(Stored items from a collection)
════
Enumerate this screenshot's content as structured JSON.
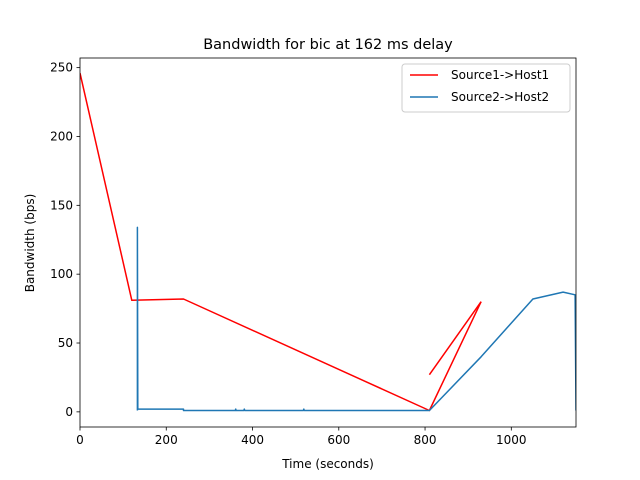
{
  "chart_data": {
    "type": "line",
    "title": "Bandwidth for bic at 162 ms delay",
    "xlabel": "Time (seconds)",
    "ylabel": "Bandwidth (bps)",
    "xlim": [
      0,
      1150
    ],
    "ylim": [
      -11,
      257
    ],
    "xticks": [
      0,
      200,
      400,
      600,
      800,
      1000
    ],
    "yticks": [
      0,
      50,
      100,
      150,
      200,
      250
    ],
    "grid": false,
    "legend_position": "upper right",
    "series": [
      {
        "name": "Source1->Host1",
        "color": "#ff0000",
        "segments": [
          [
            [
              0,
              246
            ],
            [
              120,
              81
            ],
            [
              240,
              82
            ],
            [
              810,
              1
            ],
            [
              930,
              80
            ]
          ],
          [
            [
              810,
              27
            ],
            [
              930,
              80
            ]
          ]
        ]
      },
      {
        "name": "Source2->Host2",
        "color": "#1f77b4",
        "segments": [
          [
            [
              133,
              1
            ],
            [
              133,
              134
            ],
            [
              134,
              2
            ],
            [
              240,
              2
            ],
            [
              240,
              1
            ],
            [
              360,
              1
            ],
            [
              361,
              2
            ],
            [
              362,
              1
            ],
            [
              380,
              1
            ],
            [
              381,
              2
            ],
            [
              382,
              1
            ],
            [
              518,
              1
            ],
            [
              519,
              2
            ],
            [
              520,
              1
            ],
            [
              810,
              1
            ],
            [
              930,
              40
            ],
            [
              1050,
              82
            ],
            [
              1120,
              87
            ],
            [
              1148,
              85
            ],
            [
              1150,
              1
            ]
          ]
        ]
      }
    ]
  }
}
════
Write out all the entries exactly, except for the pictures.

Enumerate this screenshot's content as structured JSON.
{
  "chart_data": {
    "type": "line",
    "title": "Bandwidth for bic at 162 ms delay",
    "xlabel": "Time (seconds)",
    "ylabel": "Bandwidth (bps)",
    "xlim": [
      0,
      1150
    ],
    "ylim": [
      -11,
      257
    ],
    "xticks": [
      0,
      200,
      400,
      600,
      800,
      1000
    ],
    "yticks": [
      0,
      50,
      100,
      150,
      200,
      250
    ],
    "grid": false,
    "legend_position": "upper right",
    "series": [
      {
        "name": "Source1->Host1",
        "color": "#ff0000",
        "segments": [
          [
            [
              0,
              246
            ],
            [
              120,
              81
            ],
            [
              240,
              82
            ],
            [
              810,
              1
            ],
            [
              930,
              80
            ]
          ],
          [
            [
              810,
              27
            ],
            [
              930,
              80
            ]
          ]
        ]
      },
      {
        "name": "Source2->Host2",
        "color": "#1f77b4",
        "segments": [
          [
            [
              133,
              1
            ],
            [
              133,
              134
            ],
            [
              134,
              2
            ],
            [
              240,
              2
            ],
            [
              240,
              1
            ],
            [
              360,
              1
            ],
            [
              361,
              2
            ],
            [
              362,
              1
            ],
            [
              380,
              1
            ],
            [
              381,
              2
            ],
            [
              382,
              1
            ],
            [
              518,
              1
            ],
            [
              519,
              2
            ],
            [
              520,
              1
            ],
            [
              810,
              1
            ],
            [
              930,
              40
            ],
            [
              1050,
              82
            ],
            [
              1120,
              87
            ],
            [
              1148,
              85
            ],
            [
              1150,
              1
            ]
          ]
        ]
      }
    ]
  }
}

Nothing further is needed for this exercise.